**Work to be completed:**
Write out all lines holding the word "Safii".

A run of records:
>> Begin
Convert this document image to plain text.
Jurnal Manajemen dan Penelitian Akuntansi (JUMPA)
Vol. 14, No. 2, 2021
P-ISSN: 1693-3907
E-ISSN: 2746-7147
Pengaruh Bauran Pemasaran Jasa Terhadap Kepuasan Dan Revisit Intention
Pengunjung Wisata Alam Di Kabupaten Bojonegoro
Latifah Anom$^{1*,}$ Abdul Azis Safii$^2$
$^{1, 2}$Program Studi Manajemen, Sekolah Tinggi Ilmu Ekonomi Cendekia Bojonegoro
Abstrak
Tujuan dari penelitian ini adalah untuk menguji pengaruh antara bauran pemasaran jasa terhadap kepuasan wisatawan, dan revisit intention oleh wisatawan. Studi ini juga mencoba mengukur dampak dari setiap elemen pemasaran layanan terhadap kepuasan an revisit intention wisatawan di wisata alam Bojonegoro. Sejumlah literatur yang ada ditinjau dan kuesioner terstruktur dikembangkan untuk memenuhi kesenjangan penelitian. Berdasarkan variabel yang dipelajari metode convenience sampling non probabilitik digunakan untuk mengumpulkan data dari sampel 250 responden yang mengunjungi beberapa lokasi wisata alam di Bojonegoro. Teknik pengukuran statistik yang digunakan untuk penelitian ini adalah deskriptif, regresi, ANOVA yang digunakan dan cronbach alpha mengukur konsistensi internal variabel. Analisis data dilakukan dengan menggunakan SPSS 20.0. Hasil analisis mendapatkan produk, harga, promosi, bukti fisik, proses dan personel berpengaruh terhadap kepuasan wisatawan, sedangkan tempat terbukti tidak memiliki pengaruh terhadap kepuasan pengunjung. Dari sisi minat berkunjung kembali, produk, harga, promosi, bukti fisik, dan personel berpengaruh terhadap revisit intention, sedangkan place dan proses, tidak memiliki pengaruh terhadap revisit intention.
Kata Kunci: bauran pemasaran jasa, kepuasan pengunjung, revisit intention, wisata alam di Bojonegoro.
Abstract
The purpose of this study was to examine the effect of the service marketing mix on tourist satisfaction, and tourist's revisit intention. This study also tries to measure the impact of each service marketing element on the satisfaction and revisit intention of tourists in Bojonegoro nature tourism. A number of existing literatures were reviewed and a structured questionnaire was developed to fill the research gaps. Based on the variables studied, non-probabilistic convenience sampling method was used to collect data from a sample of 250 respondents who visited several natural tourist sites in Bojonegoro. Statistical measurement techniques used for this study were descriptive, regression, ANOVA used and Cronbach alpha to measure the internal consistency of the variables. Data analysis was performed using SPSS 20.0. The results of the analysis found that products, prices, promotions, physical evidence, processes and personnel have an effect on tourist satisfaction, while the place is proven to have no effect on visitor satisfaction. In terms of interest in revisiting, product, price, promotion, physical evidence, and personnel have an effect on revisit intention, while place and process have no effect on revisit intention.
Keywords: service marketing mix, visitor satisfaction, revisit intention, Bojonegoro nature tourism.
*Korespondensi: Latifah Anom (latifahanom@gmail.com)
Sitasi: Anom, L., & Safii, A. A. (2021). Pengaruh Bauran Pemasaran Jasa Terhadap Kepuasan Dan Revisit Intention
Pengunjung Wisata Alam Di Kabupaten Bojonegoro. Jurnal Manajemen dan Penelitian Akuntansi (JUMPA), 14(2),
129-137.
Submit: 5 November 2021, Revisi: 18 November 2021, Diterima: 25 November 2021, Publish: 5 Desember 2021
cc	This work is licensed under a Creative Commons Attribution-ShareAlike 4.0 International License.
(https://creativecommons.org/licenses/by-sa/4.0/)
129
>> End
**Answer to this problem:**
Latifah Anom$^{1*,}$ Abdul Azis Safii$^2$
Sitasi: Anom, L., & Safii, A. A. (2021). Pengaruh Bauran Pemasaran Jasa Terhadap Kepuasan Dan Revisit Intention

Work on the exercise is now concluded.